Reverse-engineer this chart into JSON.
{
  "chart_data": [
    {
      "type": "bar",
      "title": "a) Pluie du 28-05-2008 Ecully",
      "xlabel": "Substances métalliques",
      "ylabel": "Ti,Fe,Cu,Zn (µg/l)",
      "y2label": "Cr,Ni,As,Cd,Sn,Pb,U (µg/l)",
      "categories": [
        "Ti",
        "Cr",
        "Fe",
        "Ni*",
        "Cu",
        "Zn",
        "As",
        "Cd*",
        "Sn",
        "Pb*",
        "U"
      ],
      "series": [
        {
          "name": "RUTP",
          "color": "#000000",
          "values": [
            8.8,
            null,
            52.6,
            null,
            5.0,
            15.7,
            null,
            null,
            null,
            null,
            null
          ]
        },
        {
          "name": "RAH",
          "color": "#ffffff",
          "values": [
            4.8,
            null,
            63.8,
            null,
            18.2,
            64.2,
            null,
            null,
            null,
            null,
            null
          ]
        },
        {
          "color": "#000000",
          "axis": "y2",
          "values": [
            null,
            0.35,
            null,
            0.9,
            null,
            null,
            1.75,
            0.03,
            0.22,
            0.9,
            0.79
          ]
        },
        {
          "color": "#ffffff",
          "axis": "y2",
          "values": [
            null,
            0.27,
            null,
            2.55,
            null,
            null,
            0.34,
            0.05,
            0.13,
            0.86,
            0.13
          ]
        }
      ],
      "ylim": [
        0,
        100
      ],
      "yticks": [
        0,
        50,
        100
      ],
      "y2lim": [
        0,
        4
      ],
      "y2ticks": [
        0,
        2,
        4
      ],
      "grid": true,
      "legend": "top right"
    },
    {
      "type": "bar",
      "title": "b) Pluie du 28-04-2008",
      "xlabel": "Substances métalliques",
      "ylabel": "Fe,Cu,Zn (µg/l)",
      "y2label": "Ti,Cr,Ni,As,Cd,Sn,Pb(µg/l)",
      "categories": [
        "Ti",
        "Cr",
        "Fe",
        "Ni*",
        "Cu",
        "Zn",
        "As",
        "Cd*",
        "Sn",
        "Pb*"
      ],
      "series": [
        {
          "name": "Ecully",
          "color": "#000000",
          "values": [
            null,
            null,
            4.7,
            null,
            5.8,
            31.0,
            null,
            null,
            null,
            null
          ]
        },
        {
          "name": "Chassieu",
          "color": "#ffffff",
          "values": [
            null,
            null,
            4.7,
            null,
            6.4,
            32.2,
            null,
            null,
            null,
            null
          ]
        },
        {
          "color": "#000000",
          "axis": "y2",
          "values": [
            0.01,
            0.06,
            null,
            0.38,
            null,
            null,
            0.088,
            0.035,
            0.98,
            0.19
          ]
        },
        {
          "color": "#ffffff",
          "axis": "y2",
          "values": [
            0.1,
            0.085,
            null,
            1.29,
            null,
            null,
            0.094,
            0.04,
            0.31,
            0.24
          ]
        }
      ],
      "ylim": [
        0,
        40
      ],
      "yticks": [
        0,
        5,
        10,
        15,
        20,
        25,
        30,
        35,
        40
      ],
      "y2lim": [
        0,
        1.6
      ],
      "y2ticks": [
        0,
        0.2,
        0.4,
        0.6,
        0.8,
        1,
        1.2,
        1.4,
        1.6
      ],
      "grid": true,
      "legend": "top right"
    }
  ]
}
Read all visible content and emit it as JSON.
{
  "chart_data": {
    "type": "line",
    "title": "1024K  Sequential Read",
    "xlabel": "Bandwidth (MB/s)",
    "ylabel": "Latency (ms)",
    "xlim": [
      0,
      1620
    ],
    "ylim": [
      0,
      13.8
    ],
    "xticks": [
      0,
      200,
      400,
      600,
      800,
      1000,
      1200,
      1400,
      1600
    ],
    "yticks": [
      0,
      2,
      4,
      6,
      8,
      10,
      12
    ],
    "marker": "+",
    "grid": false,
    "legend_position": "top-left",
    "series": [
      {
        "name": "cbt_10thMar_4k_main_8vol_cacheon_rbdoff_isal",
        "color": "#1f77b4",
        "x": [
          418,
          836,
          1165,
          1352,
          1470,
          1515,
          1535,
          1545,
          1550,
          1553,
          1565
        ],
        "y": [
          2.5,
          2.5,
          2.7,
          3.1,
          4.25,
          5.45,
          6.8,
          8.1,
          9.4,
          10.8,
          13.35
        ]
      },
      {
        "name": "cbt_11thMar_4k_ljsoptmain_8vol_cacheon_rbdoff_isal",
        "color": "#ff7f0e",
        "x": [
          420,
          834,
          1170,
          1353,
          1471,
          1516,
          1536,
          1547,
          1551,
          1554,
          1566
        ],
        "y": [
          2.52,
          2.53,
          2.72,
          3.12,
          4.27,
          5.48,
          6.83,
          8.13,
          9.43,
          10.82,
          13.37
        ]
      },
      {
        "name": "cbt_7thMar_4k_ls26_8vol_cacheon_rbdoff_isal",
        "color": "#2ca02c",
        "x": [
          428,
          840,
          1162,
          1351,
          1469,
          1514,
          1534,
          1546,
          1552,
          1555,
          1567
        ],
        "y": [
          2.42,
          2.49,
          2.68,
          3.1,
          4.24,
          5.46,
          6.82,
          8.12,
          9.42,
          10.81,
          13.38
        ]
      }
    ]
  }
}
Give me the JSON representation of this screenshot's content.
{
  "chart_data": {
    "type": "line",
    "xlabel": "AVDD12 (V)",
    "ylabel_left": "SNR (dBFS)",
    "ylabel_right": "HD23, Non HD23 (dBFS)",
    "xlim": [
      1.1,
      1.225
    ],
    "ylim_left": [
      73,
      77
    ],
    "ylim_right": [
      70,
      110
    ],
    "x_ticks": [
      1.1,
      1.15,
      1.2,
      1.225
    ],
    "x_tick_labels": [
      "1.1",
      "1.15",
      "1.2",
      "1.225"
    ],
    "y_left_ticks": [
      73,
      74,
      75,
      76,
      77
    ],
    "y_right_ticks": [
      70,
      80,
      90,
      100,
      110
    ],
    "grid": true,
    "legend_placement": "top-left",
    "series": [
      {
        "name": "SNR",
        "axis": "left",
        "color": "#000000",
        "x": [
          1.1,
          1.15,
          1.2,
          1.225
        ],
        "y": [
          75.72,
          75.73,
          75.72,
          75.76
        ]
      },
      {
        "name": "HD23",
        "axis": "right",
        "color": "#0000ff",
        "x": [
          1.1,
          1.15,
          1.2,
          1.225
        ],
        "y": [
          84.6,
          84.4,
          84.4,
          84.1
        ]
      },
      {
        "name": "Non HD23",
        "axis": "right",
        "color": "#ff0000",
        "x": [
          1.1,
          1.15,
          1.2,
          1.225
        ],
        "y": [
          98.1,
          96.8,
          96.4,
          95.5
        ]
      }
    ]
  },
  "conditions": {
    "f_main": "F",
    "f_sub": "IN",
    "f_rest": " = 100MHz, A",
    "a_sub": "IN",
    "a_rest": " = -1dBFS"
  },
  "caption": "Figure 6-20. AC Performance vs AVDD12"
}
━━━━
From the entries above, list each line with "xlabel" in it.

> Complete answer:
      "xlabel": "Substances métalliques",
      "xlabel": "Substances métalliques",
    "xlabel": "Bandwidth (MB/s)",
    "xlabel": "AVDD12 (V)",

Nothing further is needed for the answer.